* WHAT THIS TASK INVOLVES *
Copy each line with the word "Whether" in it.

* EXERCISE MATERIALS *
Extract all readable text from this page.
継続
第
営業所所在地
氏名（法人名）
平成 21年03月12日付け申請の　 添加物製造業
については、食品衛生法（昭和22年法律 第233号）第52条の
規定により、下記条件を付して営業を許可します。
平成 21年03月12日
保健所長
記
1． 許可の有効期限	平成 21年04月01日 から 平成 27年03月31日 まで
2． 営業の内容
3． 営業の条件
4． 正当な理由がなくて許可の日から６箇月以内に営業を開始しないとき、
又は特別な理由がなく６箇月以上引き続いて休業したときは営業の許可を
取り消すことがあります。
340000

---

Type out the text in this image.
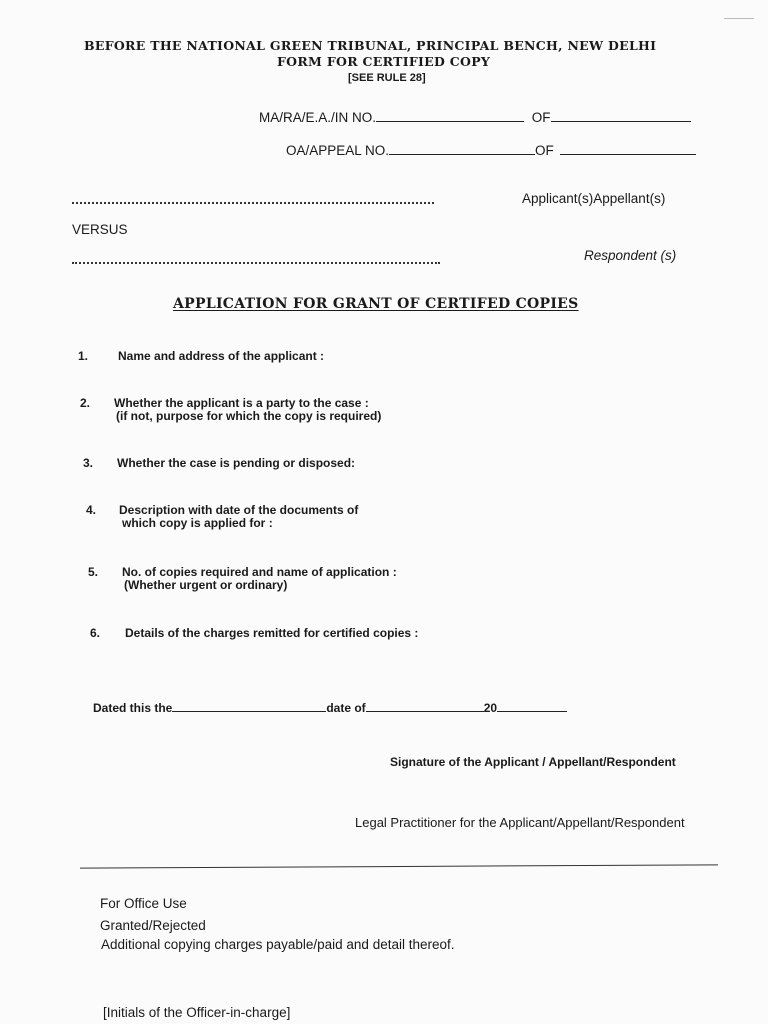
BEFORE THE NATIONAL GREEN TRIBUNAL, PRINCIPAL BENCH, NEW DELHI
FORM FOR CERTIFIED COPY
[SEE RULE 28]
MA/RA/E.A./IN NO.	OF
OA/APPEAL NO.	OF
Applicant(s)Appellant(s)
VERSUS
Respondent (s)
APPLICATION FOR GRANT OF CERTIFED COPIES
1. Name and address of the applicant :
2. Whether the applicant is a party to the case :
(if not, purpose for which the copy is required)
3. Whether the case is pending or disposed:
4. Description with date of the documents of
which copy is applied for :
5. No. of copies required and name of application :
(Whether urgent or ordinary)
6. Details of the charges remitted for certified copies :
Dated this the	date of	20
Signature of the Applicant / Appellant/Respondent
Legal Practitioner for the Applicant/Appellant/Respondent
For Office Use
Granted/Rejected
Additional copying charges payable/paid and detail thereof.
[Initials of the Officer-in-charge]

* * *

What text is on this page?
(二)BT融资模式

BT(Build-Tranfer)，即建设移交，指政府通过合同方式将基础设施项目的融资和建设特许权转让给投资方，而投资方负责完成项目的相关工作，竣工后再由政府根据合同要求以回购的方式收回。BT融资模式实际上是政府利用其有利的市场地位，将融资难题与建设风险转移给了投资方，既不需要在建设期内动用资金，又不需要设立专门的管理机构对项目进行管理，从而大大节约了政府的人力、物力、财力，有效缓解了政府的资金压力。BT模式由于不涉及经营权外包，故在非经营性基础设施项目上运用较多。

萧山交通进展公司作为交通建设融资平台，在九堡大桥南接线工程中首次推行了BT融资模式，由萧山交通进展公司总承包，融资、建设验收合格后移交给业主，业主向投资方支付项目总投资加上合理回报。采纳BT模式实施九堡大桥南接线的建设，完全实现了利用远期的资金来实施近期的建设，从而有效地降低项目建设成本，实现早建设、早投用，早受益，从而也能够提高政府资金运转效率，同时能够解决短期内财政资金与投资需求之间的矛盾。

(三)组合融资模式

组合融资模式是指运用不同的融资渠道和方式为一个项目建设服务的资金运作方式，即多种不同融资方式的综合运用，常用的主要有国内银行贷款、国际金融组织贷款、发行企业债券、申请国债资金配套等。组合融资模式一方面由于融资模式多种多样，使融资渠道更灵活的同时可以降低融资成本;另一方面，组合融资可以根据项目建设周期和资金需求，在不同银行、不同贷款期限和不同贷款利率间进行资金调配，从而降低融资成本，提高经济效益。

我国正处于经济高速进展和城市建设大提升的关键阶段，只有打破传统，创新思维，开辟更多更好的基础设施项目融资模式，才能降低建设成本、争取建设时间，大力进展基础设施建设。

* FULL ANSWER *
2. Whether the applicant is a party to the case :
3. Whether the case is pending or disposed:
(Whether urgent or ordinary)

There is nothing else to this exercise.